Your task is to copy every line of the entries that contains "Write".

[Entries with figure data]
- - - - -

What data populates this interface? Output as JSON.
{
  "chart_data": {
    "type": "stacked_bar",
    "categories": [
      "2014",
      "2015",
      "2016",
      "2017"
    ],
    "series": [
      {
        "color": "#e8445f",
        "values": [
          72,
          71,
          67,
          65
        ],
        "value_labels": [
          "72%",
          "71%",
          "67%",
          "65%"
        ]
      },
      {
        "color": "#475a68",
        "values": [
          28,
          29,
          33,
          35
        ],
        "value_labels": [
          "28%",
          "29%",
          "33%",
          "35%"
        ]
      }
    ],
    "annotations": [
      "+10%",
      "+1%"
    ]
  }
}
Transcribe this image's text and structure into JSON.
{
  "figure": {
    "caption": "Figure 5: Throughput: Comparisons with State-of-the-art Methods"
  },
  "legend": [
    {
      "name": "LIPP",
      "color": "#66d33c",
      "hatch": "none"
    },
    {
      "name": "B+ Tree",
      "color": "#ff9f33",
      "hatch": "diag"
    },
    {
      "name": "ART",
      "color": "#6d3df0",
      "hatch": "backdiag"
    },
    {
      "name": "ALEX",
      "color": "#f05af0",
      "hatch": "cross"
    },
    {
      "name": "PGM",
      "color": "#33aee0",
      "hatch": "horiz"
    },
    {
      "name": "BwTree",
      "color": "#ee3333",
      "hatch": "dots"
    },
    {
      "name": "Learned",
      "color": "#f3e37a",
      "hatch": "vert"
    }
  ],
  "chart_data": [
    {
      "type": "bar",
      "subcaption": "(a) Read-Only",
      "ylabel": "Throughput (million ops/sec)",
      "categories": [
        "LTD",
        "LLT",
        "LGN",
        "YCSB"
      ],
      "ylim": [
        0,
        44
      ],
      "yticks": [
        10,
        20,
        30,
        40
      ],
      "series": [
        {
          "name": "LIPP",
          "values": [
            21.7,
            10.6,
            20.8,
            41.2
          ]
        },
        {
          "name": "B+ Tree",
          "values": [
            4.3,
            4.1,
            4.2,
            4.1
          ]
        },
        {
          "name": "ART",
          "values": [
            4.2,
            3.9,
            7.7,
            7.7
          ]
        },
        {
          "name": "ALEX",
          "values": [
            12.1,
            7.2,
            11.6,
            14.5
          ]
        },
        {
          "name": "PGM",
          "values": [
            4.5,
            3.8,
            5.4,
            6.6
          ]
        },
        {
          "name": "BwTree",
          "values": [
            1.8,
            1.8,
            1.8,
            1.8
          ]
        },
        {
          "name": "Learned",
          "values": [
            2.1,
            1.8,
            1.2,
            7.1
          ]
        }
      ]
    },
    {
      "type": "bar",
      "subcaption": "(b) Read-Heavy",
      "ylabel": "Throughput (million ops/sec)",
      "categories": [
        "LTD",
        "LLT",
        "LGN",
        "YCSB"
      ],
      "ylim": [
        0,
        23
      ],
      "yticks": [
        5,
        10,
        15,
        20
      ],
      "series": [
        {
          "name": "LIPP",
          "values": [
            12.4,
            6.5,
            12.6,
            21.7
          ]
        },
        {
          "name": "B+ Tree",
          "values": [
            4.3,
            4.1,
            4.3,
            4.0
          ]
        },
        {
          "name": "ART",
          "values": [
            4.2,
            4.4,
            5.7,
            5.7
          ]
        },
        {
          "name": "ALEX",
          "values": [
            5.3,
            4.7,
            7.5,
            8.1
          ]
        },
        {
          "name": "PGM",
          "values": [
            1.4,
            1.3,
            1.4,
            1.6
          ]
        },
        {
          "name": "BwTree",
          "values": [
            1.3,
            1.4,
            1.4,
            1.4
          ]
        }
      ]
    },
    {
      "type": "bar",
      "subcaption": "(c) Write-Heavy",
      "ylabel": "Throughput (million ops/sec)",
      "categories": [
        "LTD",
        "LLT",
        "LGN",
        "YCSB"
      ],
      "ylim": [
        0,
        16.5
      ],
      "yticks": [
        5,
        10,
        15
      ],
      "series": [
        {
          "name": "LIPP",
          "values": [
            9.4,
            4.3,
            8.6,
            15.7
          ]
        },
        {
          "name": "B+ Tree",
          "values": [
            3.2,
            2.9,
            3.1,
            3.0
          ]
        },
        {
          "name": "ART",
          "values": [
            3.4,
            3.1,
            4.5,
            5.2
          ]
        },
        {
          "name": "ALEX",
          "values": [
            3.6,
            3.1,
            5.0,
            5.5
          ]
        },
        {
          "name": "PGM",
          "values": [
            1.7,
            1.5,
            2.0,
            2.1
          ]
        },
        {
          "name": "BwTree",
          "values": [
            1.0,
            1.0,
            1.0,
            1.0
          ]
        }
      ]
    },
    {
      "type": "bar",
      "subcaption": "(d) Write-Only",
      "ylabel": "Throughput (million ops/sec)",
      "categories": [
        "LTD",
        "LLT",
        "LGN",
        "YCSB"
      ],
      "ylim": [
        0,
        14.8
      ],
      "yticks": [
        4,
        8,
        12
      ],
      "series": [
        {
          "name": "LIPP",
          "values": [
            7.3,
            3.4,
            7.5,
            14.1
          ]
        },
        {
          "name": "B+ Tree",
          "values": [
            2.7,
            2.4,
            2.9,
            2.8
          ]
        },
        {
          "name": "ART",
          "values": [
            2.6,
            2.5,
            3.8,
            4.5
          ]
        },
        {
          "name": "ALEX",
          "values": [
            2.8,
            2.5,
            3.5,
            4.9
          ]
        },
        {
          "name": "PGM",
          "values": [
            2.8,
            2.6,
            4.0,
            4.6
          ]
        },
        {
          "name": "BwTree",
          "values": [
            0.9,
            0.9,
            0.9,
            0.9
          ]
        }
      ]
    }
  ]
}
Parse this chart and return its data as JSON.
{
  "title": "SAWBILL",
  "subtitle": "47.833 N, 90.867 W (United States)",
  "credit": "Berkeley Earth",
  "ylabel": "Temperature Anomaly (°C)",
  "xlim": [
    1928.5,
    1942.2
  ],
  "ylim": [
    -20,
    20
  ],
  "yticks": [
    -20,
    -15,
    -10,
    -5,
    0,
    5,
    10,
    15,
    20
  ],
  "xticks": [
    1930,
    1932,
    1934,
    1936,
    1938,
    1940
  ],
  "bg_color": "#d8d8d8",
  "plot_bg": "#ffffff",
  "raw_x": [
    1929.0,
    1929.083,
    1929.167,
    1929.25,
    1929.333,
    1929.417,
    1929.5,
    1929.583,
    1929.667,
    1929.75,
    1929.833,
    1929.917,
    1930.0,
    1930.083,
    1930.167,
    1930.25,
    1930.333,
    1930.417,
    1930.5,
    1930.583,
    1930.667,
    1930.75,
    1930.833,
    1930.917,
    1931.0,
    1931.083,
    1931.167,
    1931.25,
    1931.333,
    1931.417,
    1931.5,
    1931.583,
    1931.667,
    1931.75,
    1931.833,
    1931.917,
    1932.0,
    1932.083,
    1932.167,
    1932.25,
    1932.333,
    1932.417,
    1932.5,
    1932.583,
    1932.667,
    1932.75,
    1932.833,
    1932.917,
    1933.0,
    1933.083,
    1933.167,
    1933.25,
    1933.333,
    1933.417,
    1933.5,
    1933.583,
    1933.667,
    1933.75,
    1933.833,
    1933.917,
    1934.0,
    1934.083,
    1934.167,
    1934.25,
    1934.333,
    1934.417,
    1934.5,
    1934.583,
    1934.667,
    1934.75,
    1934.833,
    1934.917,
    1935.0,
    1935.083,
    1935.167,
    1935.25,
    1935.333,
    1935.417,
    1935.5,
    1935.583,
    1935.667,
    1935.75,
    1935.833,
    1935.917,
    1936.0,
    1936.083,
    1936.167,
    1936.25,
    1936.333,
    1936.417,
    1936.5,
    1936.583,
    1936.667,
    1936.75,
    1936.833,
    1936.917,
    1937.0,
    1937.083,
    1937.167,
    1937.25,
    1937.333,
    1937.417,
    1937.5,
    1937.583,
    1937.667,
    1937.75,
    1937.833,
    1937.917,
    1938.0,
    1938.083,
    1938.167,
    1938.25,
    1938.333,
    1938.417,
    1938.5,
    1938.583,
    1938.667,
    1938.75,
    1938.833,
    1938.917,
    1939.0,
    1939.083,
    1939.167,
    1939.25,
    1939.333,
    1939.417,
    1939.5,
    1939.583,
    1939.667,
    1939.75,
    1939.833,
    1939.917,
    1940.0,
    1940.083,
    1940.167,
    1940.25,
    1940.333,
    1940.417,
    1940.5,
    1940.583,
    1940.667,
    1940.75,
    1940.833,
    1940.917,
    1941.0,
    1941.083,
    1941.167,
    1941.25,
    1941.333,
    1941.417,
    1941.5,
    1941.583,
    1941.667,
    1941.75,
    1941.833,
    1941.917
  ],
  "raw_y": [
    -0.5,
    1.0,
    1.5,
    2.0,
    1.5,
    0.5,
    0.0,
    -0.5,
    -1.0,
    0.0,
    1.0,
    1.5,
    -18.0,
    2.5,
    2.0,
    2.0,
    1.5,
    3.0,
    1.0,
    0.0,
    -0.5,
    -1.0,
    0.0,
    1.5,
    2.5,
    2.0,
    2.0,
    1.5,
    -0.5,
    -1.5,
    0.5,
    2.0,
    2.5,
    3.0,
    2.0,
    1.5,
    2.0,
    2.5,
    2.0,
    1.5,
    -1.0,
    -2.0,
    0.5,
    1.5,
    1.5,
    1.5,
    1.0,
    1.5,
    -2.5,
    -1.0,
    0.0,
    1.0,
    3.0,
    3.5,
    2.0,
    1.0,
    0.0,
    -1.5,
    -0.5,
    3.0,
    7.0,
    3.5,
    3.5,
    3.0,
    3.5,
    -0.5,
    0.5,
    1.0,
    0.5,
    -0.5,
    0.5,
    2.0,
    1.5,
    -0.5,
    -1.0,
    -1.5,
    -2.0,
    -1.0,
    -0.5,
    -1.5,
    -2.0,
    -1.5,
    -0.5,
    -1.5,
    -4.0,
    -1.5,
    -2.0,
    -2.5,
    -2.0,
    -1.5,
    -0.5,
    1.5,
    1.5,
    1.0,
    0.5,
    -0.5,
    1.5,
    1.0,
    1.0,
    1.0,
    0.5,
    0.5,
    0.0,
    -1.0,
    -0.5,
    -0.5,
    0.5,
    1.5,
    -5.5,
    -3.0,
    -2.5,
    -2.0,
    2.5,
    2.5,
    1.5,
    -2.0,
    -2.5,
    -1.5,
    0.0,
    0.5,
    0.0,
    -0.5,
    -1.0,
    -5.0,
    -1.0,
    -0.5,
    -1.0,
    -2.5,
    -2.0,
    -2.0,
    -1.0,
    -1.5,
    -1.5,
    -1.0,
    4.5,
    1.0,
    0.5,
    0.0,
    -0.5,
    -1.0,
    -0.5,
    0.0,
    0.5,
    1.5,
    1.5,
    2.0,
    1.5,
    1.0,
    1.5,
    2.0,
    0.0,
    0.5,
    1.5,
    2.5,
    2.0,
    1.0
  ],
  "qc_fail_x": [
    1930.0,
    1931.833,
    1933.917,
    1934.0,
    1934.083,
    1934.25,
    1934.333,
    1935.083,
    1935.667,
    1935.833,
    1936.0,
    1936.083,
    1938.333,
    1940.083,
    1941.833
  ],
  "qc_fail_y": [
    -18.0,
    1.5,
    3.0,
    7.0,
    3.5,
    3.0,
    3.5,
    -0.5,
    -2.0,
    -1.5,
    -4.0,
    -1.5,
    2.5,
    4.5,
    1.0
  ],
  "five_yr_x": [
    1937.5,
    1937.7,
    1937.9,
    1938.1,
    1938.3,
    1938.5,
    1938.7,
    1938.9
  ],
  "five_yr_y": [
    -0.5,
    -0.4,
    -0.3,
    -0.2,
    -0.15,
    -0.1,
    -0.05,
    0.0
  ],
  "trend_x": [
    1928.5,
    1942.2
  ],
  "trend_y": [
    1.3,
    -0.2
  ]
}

- - - - -

→ **In response**
      "subcaption": "(c) Write-Heavy",
      "subcaption": "(d) Write-Only",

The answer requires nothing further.